→ **What is required**:
Lines containing the string "plus" are to be counted. Write only how many there are.

→ **Records for the task**:
:::::

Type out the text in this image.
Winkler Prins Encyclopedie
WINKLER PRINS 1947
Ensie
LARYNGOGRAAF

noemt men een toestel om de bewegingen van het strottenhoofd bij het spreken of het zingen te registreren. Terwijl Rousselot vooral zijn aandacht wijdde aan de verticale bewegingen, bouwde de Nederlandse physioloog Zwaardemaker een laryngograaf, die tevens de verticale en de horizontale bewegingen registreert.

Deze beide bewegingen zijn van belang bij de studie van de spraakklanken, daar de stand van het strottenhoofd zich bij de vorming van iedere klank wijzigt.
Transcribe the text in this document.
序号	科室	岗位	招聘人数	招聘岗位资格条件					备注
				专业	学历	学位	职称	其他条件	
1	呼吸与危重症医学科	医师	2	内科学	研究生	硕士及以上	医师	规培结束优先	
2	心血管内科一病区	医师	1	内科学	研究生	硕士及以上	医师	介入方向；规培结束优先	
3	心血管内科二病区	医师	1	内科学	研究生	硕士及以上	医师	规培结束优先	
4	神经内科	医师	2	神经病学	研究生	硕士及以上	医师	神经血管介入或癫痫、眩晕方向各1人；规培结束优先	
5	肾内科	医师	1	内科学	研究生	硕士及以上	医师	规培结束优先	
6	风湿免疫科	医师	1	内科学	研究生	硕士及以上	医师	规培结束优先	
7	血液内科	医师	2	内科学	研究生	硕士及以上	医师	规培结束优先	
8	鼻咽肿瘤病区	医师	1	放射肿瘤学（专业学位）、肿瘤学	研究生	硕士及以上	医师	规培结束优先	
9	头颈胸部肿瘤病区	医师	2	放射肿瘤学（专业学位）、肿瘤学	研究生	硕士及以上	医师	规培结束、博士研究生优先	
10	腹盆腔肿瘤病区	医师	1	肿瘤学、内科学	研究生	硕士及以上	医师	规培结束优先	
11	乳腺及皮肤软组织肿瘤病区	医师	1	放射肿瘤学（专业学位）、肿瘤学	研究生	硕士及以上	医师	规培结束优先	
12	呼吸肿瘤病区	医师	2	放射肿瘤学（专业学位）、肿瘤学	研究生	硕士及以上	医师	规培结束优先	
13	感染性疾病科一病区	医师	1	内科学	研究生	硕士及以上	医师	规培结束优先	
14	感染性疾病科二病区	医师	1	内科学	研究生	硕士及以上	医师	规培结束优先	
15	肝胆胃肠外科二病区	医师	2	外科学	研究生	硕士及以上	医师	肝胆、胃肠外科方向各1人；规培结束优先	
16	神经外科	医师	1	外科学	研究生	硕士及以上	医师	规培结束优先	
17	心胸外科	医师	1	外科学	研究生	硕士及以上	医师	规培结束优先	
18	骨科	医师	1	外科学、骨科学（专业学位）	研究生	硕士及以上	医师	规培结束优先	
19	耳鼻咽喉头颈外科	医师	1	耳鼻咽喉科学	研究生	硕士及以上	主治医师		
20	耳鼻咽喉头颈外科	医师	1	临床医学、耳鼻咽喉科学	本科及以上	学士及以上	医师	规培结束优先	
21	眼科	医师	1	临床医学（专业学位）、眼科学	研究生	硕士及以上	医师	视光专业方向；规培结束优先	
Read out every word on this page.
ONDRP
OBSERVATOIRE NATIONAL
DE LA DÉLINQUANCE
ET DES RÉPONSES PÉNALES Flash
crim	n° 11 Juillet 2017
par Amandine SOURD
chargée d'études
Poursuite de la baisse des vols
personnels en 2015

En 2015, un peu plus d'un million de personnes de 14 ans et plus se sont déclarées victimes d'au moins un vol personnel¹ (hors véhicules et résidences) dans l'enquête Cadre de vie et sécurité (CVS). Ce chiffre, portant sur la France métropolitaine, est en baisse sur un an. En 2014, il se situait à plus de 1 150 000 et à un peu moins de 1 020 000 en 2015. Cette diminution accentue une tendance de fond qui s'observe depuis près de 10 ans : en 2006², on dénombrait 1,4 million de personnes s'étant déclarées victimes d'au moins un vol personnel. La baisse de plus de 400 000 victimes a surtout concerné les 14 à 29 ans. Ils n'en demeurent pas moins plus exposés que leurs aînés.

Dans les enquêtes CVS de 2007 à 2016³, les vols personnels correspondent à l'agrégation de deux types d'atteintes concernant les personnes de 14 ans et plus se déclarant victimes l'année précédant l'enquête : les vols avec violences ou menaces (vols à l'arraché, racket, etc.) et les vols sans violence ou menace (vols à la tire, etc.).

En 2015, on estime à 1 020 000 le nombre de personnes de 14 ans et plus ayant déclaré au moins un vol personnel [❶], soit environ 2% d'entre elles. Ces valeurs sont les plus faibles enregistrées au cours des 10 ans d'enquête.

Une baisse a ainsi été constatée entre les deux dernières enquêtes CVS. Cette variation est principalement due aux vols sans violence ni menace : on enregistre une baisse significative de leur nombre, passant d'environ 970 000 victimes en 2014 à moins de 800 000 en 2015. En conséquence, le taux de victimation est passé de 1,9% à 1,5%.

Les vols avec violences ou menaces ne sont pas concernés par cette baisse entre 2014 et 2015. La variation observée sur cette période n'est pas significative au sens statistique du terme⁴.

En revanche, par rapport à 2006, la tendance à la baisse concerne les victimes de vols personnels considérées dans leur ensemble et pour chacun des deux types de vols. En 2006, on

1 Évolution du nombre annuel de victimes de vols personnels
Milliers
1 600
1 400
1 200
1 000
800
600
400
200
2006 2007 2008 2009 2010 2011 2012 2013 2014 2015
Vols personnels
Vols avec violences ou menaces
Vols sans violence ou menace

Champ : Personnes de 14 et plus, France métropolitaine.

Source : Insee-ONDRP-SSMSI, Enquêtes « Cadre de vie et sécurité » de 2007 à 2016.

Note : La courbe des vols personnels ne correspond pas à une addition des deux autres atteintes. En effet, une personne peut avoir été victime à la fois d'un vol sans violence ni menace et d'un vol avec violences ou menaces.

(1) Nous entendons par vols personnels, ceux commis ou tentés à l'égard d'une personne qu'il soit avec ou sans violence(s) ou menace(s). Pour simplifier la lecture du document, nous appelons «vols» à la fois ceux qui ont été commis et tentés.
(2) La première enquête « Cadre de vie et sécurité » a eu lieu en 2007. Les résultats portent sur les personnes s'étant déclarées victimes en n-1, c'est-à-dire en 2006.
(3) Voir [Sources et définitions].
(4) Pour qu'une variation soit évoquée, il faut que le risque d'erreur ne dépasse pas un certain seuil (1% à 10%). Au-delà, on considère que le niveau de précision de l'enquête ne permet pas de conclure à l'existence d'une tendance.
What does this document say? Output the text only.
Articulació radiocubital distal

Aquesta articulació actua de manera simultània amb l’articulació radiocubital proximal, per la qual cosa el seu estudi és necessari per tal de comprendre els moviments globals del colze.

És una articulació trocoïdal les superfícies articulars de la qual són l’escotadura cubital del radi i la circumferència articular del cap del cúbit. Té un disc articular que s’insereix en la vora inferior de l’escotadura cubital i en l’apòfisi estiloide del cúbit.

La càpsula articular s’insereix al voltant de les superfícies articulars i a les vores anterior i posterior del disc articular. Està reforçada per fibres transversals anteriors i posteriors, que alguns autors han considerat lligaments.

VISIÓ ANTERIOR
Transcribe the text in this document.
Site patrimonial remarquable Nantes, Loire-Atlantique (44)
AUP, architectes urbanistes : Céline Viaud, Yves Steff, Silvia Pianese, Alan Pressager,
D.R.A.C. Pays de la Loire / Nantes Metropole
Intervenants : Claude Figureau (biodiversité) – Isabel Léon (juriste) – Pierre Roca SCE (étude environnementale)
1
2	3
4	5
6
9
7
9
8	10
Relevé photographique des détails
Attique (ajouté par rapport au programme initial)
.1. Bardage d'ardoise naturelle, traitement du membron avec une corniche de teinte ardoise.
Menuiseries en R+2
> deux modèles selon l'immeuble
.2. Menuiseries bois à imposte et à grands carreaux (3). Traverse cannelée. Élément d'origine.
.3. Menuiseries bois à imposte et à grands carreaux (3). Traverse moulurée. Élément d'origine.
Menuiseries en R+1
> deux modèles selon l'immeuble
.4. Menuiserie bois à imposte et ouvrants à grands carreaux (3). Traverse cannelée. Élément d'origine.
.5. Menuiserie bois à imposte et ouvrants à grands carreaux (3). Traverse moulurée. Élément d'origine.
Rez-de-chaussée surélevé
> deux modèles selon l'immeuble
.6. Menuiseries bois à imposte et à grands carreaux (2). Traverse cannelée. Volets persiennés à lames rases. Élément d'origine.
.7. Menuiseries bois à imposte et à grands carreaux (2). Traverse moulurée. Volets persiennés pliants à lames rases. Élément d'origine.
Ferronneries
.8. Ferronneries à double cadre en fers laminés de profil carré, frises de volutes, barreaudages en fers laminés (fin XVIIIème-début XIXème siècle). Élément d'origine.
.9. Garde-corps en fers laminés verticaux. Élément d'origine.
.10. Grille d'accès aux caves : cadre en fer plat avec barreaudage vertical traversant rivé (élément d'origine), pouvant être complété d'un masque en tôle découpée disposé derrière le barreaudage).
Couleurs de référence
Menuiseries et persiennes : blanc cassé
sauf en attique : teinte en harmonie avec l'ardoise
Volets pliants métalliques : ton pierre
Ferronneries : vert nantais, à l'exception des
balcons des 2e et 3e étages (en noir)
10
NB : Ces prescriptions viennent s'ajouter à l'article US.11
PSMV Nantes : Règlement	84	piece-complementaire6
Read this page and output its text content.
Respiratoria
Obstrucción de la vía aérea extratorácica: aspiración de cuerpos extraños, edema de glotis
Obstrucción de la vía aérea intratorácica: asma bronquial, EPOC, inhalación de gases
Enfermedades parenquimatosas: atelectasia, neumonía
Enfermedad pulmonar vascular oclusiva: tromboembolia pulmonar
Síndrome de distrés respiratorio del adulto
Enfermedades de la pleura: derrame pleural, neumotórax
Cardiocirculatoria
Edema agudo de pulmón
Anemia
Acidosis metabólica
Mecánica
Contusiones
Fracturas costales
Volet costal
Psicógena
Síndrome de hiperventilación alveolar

:::::

→ **Task result**:
4